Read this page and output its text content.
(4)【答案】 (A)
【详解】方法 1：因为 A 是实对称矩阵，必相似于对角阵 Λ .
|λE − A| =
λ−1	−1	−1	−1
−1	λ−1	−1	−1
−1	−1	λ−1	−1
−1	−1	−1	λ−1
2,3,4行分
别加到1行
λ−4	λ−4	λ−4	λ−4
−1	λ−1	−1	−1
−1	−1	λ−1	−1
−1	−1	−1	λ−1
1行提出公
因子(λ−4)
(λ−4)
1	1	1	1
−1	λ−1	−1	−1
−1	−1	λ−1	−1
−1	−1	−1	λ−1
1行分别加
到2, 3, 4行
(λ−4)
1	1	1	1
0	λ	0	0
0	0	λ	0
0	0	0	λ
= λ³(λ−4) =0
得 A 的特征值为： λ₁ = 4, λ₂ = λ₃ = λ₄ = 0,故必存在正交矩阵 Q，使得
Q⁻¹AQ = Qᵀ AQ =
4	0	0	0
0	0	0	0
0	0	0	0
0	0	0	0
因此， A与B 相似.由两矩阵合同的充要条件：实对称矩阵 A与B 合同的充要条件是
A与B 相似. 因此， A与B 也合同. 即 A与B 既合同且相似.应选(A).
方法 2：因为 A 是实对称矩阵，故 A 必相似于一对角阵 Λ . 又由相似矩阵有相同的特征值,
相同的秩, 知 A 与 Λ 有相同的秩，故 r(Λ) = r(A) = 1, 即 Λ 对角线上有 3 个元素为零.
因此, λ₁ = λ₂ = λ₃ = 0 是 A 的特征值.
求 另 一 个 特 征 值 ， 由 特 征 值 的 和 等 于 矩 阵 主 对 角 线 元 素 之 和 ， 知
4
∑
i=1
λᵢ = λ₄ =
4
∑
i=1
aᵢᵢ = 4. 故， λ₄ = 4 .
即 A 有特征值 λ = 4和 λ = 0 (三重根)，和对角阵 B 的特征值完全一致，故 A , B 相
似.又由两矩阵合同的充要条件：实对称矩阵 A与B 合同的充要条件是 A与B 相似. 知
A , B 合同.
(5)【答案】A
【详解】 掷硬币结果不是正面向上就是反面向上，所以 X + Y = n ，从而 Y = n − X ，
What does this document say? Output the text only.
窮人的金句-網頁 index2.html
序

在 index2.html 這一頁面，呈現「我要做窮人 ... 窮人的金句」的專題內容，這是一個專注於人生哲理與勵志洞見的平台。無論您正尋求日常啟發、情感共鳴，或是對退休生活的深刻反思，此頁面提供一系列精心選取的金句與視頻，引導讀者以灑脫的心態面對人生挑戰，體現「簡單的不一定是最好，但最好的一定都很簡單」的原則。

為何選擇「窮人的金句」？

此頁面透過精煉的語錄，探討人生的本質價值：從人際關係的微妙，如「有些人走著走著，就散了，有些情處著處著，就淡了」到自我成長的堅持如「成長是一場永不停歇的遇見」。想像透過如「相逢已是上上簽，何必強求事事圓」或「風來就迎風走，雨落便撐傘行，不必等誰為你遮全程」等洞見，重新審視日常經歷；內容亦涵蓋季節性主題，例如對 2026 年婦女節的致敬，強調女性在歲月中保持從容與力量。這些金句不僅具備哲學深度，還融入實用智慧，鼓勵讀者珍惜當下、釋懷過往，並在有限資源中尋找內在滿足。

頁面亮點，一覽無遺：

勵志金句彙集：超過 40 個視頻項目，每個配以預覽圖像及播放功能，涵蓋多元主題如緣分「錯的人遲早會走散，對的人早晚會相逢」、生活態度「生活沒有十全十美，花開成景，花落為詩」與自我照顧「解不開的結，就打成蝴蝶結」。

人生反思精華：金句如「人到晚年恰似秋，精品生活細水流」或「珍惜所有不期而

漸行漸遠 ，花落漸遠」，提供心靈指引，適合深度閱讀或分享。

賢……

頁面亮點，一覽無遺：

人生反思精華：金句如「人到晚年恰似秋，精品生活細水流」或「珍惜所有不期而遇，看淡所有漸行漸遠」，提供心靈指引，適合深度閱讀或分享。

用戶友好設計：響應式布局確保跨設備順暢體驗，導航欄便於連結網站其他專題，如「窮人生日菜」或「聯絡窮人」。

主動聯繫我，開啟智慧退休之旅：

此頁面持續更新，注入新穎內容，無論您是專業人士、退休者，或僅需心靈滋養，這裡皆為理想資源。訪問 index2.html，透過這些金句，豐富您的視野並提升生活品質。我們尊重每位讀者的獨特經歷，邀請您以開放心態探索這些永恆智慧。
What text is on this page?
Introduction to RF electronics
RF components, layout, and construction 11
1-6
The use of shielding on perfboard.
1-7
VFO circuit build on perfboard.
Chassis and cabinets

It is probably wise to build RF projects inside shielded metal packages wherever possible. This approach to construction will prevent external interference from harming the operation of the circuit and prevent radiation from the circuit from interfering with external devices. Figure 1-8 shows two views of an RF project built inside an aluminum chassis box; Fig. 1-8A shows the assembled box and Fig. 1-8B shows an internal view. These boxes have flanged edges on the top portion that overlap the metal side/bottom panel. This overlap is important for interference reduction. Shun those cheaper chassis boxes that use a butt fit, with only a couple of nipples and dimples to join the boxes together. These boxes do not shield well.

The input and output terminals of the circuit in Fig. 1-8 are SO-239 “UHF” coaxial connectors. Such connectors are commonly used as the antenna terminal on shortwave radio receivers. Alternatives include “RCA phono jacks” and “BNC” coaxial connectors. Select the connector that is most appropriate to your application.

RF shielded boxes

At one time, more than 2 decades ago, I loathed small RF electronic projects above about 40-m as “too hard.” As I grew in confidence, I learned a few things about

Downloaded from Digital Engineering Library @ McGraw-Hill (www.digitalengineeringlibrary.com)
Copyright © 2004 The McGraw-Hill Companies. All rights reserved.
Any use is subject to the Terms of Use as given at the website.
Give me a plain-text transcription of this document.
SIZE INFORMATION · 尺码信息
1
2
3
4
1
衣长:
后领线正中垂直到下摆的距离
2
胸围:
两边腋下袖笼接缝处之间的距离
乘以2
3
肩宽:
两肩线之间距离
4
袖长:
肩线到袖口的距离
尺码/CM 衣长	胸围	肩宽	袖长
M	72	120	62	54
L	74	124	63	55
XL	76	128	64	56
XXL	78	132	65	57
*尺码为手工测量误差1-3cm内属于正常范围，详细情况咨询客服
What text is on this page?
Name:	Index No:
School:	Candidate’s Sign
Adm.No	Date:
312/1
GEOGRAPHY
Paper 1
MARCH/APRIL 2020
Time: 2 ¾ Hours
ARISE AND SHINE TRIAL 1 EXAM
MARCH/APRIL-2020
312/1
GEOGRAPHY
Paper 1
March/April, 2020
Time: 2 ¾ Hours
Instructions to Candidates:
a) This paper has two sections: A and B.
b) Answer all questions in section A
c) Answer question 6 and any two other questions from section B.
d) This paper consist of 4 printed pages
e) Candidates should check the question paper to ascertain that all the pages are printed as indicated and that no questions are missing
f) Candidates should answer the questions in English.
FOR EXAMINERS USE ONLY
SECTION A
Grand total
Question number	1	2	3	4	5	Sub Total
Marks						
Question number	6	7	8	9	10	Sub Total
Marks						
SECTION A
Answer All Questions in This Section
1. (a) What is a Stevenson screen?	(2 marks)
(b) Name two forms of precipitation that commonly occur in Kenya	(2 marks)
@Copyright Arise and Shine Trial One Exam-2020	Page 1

#### What the task requires
In full and verbatim, repeat the records given above.

#### Full response
Read this page and output its text content.
(4)【答案】 (A)
【详解】方法 1：因为 A 是实对称矩阵，必相似于对角阵 Λ .
|λE − A| =
λ−1	−1	−1	−1
−1	λ−1	−1	−1
−1	−1	λ−1	−1
−1	−1	−1	λ−1
2,3,4行分
别加到1行
λ−4	λ−4	λ−4	λ−4
−1	λ−1	−1	−1
−1	−1	λ−1	−1
−1	−1	−1	λ−1
1行提出公
因子(λ−4)
(λ−4)
1	1	1	1
−1	λ−1	−1	−1
−1	−1	λ−1	−1
−1	−1	−1	λ−1
1行分别加
到2, 3, 4行
(λ−4)
1	1	1	1
0	λ	0	0
0	0	λ	0
0	0	0	λ
= λ³(λ−4) =0
得 A 的特征值为： λ₁ = 4, λ₂ = λ₃ = λ₄ = 0,故必存在正交矩阵 Q，使得
Q⁻¹AQ = Qᵀ AQ =
4	0	0	0
0	0	0	0
0	0	0	0
0	0	0	0
因此， A与B 相似.由两矩阵合同的充要条件：实对称矩阵 A与B 合同的充要条件是
A与B 相似. 因此， A与B 也合同. 即 A与B 既合同且相似.应选(A).
方法 2：因为 A 是实对称矩阵，故 A 必相似于一对角阵 Λ . 又由相似矩阵有相同的特征值,
相同的秩, 知 A 与 Λ 有相同的秩，故 r(Λ) = r(A) = 1, 即 Λ 对角线上有 3 个元素为零.
因此, λ₁ = λ₂ = λ₃ = 0 是 A 的特征值.
求 另 一 个 特 征 值 ， 由 特 征 值 的 和 等 于 矩 阵 主 对 角 线 元 素 之 和 ， 知
4
∑
i=1
λᵢ = λ₄ =
4
∑
i=1
aᵢᵢ = 4. 故， λ₄ = 4 .
即 A 有特征值 λ = 4和 λ = 0 (三重根)，和对角阵 B 的特征值完全一致，故 A , B 相
似.又由两矩阵合同的充要条件：实对称矩阵 A与B 合同的充要条件是 A与B 相似. 知
A , B 合同.
(5)【答案】A
【详解】 掷硬币结果不是正面向上就是反面向上，所以 X + Y = n ，从而 Y = n − X ，
What does this document say? Output the text only.
窮人的金句-網頁 index2.html
序

在 index2.html 這一頁面，呈現「我要做窮人 ... 窮人的金句」的專題內容，這是一個專注於人生哲理與勵志洞見的平台。無論您正尋求日常啟發、情感共鳴，或是對退休生活的深刻反思，此頁面提供一系列精心選取的金句與視頻，引導讀者以灑脫的心態面對人生挑戰，體現「簡單的不一定是最好，但最好的一定都很簡單」的原則。

為何選擇「窮人的金句」？

此頁面透過精煉的語錄，探討人生的本質價值：從人際關係的微妙，如「有些人走著走著，就散了，有些情處著處著，就淡了」到自我成長的堅持如「成長是一場永不停歇的遇見」。想像透過如「相逢已是上上簽，何必強求事事圓」或「風來就迎風走，雨落便撐傘行，不必等誰為你遮全程」等洞見，重新審視日常經歷；內容亦涵蓋季節性主題，例如對 2026 年婦女節的致敬，強調女性在歲月中保持從容與力量。這些金句不僅具備哲學深度，還融入實用智慧，鼓勵讀者珍惜當下、釋懷過往，並在有限資源中尋找內在滿足。

頁面亮點，一覽無遺：

勵志金句彙集：超過 40 個視頻項目，每個配以預覽圖像及播放功能，涵蓋多元主題如緣分「錯的人遲早會走散，對的人早晚會相逢」、生活態度「生活沒有十全十美，花開成景，花落為詩」與自我照顧「解不開的結，就打成蝴蝶結」。

人生反思精華：金句如「人到晚年恰似秋，精品生活細水流」或「珍惜所有不期而

漸行漸遠 ，花落漸遠」，提供心靈指引，適合深度閱讀或分享。

賢……

頁面亮點，一覽無遺：

人生反思精華：金句如「人到晚年恰似秋，精品生活細水流」或「珍惜所有不期而遇，看淡所有漸行漸遠」，提供心靈指引，適合深度閱讀或分享。

用戶友好設計：響應式布局確保跨設備順暢體驗，導航欄便於連結網站其他專題，如「窮人生日菜」或「聯絡窮人」。

主動聯繫我，開啟智慧退休之旅：

此頁面持續更新，注入新穎內容，無論您是專業人士、退休者，或僅需心靈滋養，這裡皆為理想資源。訪問 index2.html，透過這些金句，豐富您的視野並提升生活品質。我們尊重每位讀者的獨特經歷，邀請您以開放心態探索這些永恆智慧。
What text is on this page?
Introduction to RF electronics
RF components, layout, and construction 11
1-6
The use of shielding on perfboard.
1-7
VFO circuit build on perfboard.
Chassis and cabinets

It is probably wise to build RF projects inside shielded metal packages wherever possible. This approach to construction will prevent external interference from harming the operation of the circuit and prevent radiation from the circuit from interfering with external devices. Figure 1-8 shows two views of an RF project built inside an aluminum chassis box; Fig. 1-8A shows the assembled box and Fig. 1-8B shows an internal view. These boxes have flanged edges on the top portion that overlap the metal side/bottom panel. This overlap is important for interference reduction. Shun those cheaper chassis boxes that use a butt fit, with only a couple of nipples and dimples to join the boxes together. These boxes do not shield well.

The input and output terminals of the circuit in Fig. 1-8 are SO-239 “UHF” coaxial connectors. Such connectors are commonly used as the antenna terminal on shortwave radio receivers. Alternatives include “RCA phono jacks” and “BNC” coaxial connectors. Select the connector that is most appropriate to your application.

RF shielded boxes

At one time, more than 2 decades ago, I loathed small RF electronic projects above about 40-m as “too hard.” As I grew in confidence, I learned a few things about

Downloaded from Digital Engineering Library @ McGraw-Hill (www.digitalengineeringlibrary.com)
Copyright © 2004 The McGraw-Hill Companies. All rights reserved.
Any use is subject to the Terms of Use as given at the website.
Give me a plain-text transcription of this document.
SIZE INFORMATION · 尺码信息
1
2
3
4
1
衣长:
后领线正中垂直到下摆的距离
2
胸围:
两边腋下袖笼接缝处之间的距离
乘以2
3
肩宽:
两肩线之间距离
4
袖长:
肩线到袖口的距离
尺码/CM 衣长	胸围	肩宽	袖长
M	72	120	62	54
L	74	124	63	55
XL	76	128	64	56
XXL	78	132	65	57
*尺码为手工测量误差1-3cm内属于正常范围，详细情况咨询客服
What text is on this page?
Name:	Index No:
School:	Candidate’s Sign
Adm.No	Date:
312/1
GEOGRAPHY
Paper 1
MARCH/APRIL 2020
Time: 2 ¾ Hours
ARISE AND SHINE TRIAL 1 EXAM
MARCH/APRIL-2020
312/1
GEOGRAPHY
Paper 1
March/April, 2020
Time: 2 ¾ Hours
Instructions to Candidates:
a) This paper has two sections: A and B.
b) Answer all questions in section A
c) Answer question 6 and any two other questions from section B.
d) This paper consist of 4 printed pages
e) Candidates should check the question paper to ascertain that all the pages are printed as indicated and that no questions are missing
f) Candidates should answer the questions in English.
FOR EXAMINERS USE ONLY
SECTION A
Grand total
Question number	1	2	3	4	5	Sub Total
Marks						
Question number	6	7	8	9	10	Sub Total
Marks						
SECTION A
Answer All Questions in This Section
1. (a) What is a Stevenson screen?	(2 marks)
(b) Name two forms of precipitation that commonly occur in Kenya	(2 marks)
@Copyright Arise and Shine Trial One Exam-2020	Page 1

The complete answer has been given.